---------- ИСХОДНЫЙ ТЕКСТ ----------

Я пишу о своей жизни для внука, может быть, когда-нибудь он этим заинтересуется. А сегодня почему-то решил, что это ерунда сущая. Кому могут быть интересны воспоминания человека, который прожил почти с начала 20 века до его конца? И как, например, надо писать подробно или просто написать был там-то и там-то. Делал то-то и то-то. Но тогда не будет ясной картины жизни обыкновенного человека 20 века. Странно получается. Начиная с 30 годов, я мальчишкой был всё время голоден и скверно одет. Но интерес к жизни не пропадал. Жизнь разворачивалась как калейдоскоп. Служил в армии честно, не увиливал от работы и от опасных боевых заданий. Чудом остался жив, относительно здоров. Нашёл в себе силы учиться в ВУЗе. И учился с интересом. С интересом работал: как алкоголик не может обходиться без водки, я не мог обходиться без работы. Причём меня никто не заставлял так работать. Я сам выдумывал себе всё новые и новые дела и осуществлял их с помощью своих подчинённых, не насилуя их, а заражая их своими идеями. Может это и послужит примером моему внуку, который первое моё качество усвоил отлично. Он любит читать. Так же, как и я без книг себя не представляет. Но времена другие, если я в возрасте внука читал Чехова, Леонова, Ульфа и Петрова, Тургенева, Пушкина, Диккенса и Сетона – Томпсона, внук читает детские детективы, которые расплодились как дождевые черви в перегное. Я не уверен, что это полезное чтение. Думаю, что не век же мы будем так жить. Может, всё-таки Россия станет богатой и процветающей страной. Мне тяжело видеть полуголодных людей, особенно детей, несмотря на кажущуюся высокую пенсию, как инвалида войны, я не имею возможности покупать хорошие и дорогие продукты, чтобы кормить семью. Я всё время считаю, что выгодно, что нет. Колбаса, рыба – давно ушли из нашего рациона. А я ведь ещё почётный гражданин города Узловая. Нищий почётный гражданин нищего города, который не может оплатить работу учителей, врачей и других работников бюджетных организаций. Даже в самые тяжёлые годы войны людям регулярно платили зарплату. А теперь все, кто работает, работают без денег. Так в кредит. Не знаю, что бы было, если бы мы в годы войны узнали бы, что так будем кончать свой жизненный путь!! Герои-победители, мы думали: «Кончим войну и заживём!» Зажили, вернее дожили!! Ладно, чёрт с ней, с политикой.

---------- СПИСОК ДАННЫХ ----------

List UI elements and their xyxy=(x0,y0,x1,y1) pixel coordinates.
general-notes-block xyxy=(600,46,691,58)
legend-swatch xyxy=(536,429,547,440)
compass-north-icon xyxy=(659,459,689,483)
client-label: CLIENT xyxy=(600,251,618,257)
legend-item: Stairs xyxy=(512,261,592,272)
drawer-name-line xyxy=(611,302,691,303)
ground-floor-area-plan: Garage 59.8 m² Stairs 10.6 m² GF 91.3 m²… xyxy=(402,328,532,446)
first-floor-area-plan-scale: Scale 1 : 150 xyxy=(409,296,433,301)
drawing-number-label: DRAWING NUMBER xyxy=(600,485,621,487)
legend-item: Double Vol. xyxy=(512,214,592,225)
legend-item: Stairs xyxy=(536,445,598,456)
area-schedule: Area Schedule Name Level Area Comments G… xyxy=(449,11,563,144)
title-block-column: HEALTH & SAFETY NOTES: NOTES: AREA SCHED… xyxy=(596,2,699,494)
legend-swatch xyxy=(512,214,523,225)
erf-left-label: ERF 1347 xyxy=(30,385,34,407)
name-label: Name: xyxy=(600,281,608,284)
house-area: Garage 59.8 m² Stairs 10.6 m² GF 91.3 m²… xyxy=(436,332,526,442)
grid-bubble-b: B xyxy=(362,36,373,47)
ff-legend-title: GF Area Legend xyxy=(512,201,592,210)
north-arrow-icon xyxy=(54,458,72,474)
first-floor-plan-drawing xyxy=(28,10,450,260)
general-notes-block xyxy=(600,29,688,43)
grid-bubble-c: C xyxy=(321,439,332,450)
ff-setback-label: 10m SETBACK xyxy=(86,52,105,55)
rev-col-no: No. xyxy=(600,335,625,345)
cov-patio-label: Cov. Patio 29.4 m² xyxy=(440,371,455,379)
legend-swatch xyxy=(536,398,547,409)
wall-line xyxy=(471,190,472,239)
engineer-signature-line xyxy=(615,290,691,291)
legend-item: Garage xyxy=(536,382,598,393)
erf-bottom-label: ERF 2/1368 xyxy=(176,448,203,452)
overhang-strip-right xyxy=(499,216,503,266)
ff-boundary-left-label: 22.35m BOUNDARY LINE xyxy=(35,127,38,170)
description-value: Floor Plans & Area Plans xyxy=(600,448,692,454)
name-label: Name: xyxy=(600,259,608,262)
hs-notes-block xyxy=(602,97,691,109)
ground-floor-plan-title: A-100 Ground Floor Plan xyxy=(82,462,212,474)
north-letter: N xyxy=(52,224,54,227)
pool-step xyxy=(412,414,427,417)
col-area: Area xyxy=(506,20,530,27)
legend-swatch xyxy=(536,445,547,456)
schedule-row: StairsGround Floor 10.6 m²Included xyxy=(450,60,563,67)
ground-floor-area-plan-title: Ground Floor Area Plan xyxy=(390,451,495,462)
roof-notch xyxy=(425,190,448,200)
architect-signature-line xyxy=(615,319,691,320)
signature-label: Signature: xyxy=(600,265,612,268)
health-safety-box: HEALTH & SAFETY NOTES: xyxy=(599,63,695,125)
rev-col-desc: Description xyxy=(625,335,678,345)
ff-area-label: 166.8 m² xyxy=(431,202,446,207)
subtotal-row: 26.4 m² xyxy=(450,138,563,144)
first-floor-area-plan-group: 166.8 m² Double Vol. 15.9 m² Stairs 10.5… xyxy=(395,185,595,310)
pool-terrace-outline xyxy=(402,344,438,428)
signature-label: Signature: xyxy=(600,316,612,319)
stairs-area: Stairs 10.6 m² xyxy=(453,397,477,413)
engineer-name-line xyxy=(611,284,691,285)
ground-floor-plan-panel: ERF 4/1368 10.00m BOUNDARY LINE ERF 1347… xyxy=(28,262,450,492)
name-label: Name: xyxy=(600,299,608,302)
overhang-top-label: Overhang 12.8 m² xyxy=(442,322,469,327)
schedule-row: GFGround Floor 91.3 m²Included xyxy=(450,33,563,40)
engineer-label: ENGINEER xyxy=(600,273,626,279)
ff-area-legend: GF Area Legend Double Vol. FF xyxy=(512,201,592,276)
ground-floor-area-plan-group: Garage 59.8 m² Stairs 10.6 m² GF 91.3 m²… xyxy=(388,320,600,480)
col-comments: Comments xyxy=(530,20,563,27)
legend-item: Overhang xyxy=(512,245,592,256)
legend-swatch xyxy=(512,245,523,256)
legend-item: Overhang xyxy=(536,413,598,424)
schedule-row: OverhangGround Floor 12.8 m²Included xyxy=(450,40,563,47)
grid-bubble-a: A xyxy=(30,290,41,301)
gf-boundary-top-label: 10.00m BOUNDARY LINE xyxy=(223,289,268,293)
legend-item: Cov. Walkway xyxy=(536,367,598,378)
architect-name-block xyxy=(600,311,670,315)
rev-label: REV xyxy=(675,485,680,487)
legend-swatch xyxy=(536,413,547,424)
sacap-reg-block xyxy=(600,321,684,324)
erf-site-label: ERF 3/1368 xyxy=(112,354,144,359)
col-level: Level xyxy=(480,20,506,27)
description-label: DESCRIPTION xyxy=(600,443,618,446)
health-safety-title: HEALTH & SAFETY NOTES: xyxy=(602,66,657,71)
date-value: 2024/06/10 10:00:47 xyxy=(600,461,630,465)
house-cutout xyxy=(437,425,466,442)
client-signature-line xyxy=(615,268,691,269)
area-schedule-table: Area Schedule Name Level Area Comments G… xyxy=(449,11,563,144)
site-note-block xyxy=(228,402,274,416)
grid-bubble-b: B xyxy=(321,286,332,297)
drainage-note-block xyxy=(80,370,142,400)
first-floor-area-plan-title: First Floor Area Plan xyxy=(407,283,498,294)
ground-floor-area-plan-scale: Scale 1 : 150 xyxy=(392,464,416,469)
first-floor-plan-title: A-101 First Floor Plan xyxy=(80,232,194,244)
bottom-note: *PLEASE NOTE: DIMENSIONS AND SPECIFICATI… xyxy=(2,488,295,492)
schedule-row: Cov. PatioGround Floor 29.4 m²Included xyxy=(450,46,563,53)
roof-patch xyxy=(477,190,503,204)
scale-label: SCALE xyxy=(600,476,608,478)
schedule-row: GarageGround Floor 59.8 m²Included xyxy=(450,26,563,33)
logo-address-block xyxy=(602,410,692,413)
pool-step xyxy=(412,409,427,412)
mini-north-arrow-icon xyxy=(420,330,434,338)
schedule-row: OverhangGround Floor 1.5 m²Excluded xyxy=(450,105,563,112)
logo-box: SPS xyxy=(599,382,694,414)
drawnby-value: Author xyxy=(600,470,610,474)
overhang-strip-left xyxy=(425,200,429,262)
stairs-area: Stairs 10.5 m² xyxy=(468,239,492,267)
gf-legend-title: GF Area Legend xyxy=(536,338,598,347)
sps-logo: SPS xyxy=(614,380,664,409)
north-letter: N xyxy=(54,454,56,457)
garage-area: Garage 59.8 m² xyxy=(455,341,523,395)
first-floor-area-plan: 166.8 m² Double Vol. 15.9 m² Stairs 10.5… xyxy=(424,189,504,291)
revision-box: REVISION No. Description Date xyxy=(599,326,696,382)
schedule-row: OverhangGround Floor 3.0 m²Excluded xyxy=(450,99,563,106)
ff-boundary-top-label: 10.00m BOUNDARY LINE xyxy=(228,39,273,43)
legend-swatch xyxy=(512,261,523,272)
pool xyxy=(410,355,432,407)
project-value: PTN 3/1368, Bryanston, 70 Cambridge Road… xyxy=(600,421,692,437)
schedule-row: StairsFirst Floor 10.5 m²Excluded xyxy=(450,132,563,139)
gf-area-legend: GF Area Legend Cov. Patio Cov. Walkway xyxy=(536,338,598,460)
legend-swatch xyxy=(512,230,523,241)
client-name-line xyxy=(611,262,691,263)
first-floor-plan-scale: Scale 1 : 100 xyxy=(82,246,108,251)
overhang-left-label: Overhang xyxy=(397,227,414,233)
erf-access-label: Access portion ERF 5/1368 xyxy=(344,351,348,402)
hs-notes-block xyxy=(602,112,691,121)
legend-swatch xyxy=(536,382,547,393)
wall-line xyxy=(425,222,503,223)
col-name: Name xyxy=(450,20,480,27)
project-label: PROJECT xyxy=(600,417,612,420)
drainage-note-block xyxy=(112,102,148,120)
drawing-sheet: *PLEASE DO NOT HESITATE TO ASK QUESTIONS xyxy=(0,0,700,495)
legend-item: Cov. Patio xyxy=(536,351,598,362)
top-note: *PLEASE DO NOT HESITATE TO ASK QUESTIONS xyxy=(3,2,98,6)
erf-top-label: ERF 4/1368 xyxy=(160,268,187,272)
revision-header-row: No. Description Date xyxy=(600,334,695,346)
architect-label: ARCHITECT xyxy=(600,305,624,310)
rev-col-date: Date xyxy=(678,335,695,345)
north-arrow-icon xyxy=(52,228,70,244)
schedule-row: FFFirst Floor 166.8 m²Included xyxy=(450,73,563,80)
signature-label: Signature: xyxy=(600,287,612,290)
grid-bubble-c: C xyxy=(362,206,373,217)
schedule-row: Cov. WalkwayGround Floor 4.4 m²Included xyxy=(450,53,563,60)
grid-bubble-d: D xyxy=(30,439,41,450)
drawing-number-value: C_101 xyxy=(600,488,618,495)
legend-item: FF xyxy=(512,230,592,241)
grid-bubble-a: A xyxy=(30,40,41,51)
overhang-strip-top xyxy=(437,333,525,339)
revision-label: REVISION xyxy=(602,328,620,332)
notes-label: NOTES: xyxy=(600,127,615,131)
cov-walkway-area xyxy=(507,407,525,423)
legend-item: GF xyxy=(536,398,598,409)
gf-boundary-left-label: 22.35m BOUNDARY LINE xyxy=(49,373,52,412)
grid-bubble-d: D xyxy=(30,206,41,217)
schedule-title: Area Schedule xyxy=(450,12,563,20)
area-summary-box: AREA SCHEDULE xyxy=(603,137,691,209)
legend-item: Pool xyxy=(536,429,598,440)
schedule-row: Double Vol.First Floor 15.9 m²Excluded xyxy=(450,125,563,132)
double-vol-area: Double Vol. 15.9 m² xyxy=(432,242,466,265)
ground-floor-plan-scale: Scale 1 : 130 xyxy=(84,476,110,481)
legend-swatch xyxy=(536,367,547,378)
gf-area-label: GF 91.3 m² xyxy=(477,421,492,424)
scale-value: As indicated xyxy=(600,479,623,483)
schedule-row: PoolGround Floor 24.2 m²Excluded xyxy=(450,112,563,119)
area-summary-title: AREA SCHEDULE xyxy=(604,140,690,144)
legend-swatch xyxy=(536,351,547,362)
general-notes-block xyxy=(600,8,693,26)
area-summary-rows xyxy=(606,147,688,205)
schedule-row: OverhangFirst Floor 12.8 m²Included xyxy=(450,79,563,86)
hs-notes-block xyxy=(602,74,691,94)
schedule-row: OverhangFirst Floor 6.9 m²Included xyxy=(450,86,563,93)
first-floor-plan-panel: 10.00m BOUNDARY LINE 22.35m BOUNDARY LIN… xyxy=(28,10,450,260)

----------

### ПРИМЕНИТЕ ПРОЧИТАННОЕ
(a) Какие продукты, согласно исходному тексту, давно исчезли из рациона семьи автора воспоминаний?
(b) Изложите содержание исходного текста в двух предложениях.

### ОТВЕТЫ К ЗАДАНИЯМ
(a) Колбаса и рыба.

(b) Автор пишет для внука воспоминания о своей жизни: с 30-х годов он был голоден и плохо одет, честно служил в армии, учился в вузе и не мог обходиться без работы. Он сомневается в пользе детских детективов, которые читает внук, и пишет о бедности: будучи инвалидом войны и почётным гражданином города Узловая, он не может покупать хорошие продукты, а работающие люди трудятся без денег.